Dataset items

=-=-=-=-=

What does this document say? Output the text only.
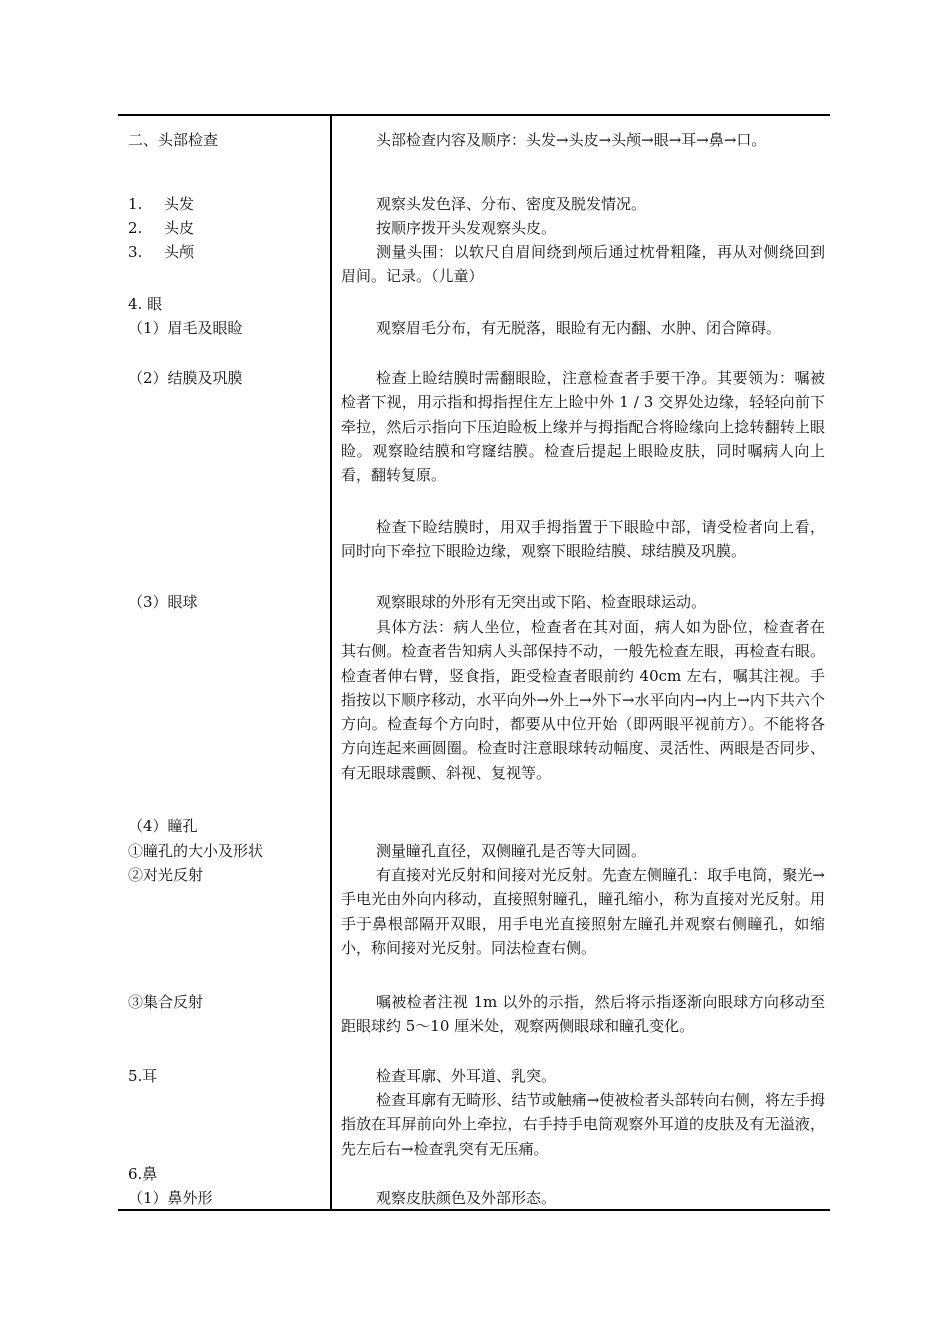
二、头部检查
1. 头发
2. 头皮
3. 头颅
4. 眼
（1）眉毛及眼睑
（2）结膜及巩膜
（3）眼球
（4）瞳孔
①瞳孔的大小及形状
②对光反射
③集合反射
5.耳
6.鼻
（1）鼻外形
头部检查内容及顺序：头发→头皮→头颅→眼→耳→鼻→口。
观察头发色泽、分布、密度及脱发情况。
按顺序拨开头发观察头皮。
测量头围：以软尺自眉间绕到颅后通过枕骨粗隆，再从对侧绕回到眉间。记录。（儿童）
观察眉毛分布，有无脱落，眼睑有无内翻、水肿、闭合障碍。
检查上睑结膜时需翻眼睑，注意检查者手要干净。其要领为：嘱被检者下视，用示指和拇指捏住左上睑中外 1 / 3 交界处边缘，轻轻向前下牵拉，然后示指向下压迫睑板上缘并与拇指配合将睑缘向上捻转翻转上眼睑。观察睑结膜和穹窿结膜。检查后提起上眼睑皮肤，同时嘱病人向上看，翻转复原。
检查下睑结膜时，用双手拇指置于下眼睑中部，请受检者向上看，同时向下牵拉下眼睑边缘，观察下眼睑结膜、球结膜及巩膜。
观察眼球的外形有无突出或下陷、检查眼球运动。
具体方法：病人坐位，检查者在其对面，病人如为卧位，检查者在其右侧。检查者告知病人头部保持不动，一般先检查左眼，再检查右眼。检查者伸右臂，竖食指，距受检查者眼前约 40cm 左右，嘱其注视。手指按以下顺序移动，水平向外→外上→外下→水平向内→内上→内下共六个方向。检查每个方向时，都要从中位开始（即两眼平视前方）。不能将各方向连起来画圆圈。检查时注意眼球转动幅度、灵活性、两眼是否同步、有无眼球震颤、斜视、复视等。
测量瞳孔直径，双侧瞳孔是否等大同圆。
有直接对光反射和间接对光反射。先查左侧瞳孔：取手电筒，聚光→手电光由外向内移动，直接照射瞳孔，瞳孔缩小，称为直接对光反射。用手于鼻根部隔开双眼，用手电光直接照射左瞳孔并观察右侧瞳孔，如缩小，称间接对光反射。同法检查右侧。
嘱被检者注视 1m 以外的示指，然后将示指逐渐向眼球方向移动至距眼球约 5～10 厘米处，观察两侧眼球和瞳孔变化。
检查耳廓、外耳道、乳突。
检查耳廓有无畸形、结节或触痛→使被检者头部转向右侧，将左手拇指放在耳屏前向外上牵拉，右手持手电筒观察外耳道的皮肤及有无溢液，先左后右→检查乳突有无压痛。
观察皮肤颜色及外部形态。
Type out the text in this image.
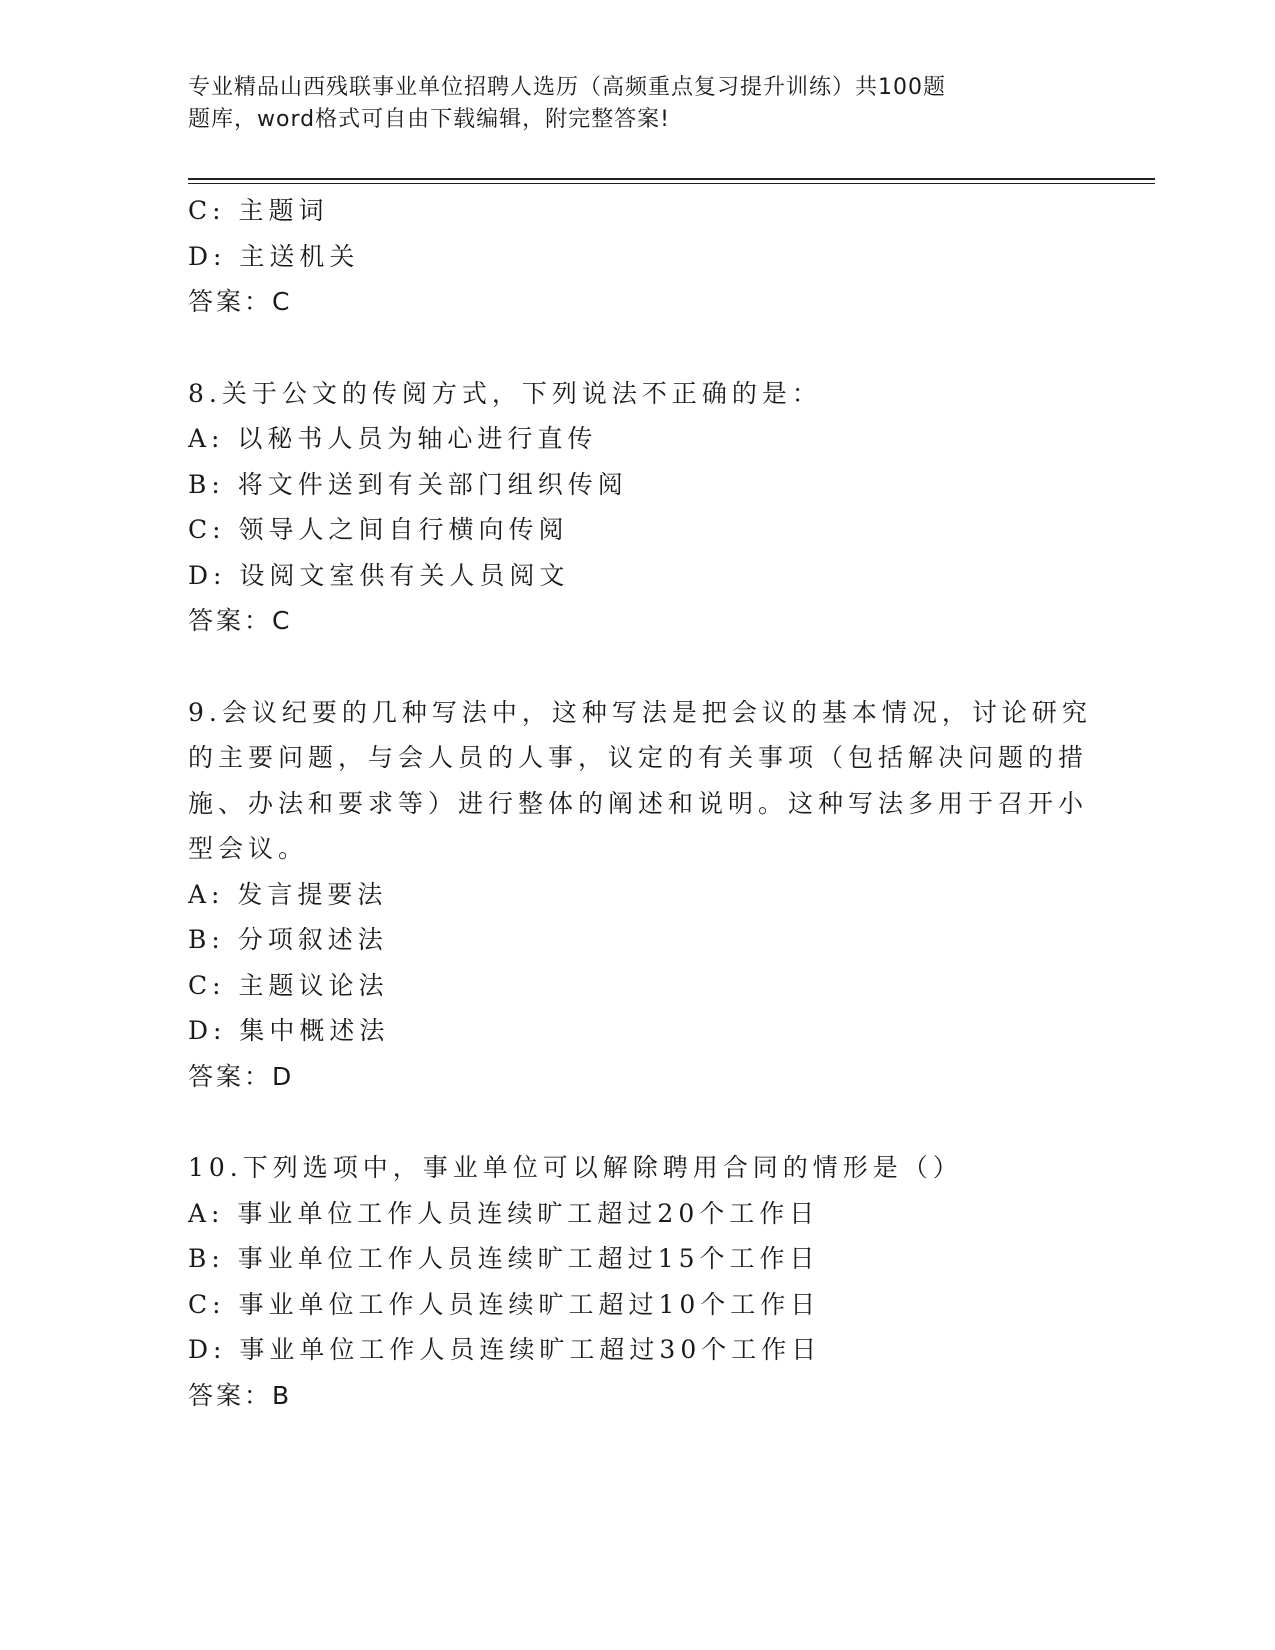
专业精品山西残联事业单位招聘人选历（高频重点复习提升训练）共100题
题库，word格式可自由下载编辑，附完整答案!
C: 主题词
D: 主送机关
答案：C
8.关于公文的传阅方式，下列说法不正确的是：
A: 以秘书人员为轴心进行直传
B: 将文件送到有关部门组织传阅
C: 领导人之间自行横向传阅
D: 设阅文室供有关人员阅文
答案：C
9.会议纪要的几种写法中，这种写法是把会议的基本情况，讨论研究
的主要问题，与会人员的人事，议定的有关事项（包括解决问题的措
施、办法和要求等）进行整体的阐述和说明。这种写法多用于召开小
型会议。
A: 发言提要法
B: 分项叙述法
C: 主题议论法
D: 集中概述法
答案：D
10.下列选项中，事业单位可以解除聘用合同的情形是（）
A: 事业单位工作人员连续旷工超过20个工作日
B: 事业单位工作人员连续旷工超过15个工作日
C: 事业单位工作人员连续旷工超过10个工作日
D: 事业单位工作人员连续旷工超过30个工作日
答案：B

=-=-=-=-=

Exercise brief:
Report only the number of lines in the data above that contain "this".

Result:
2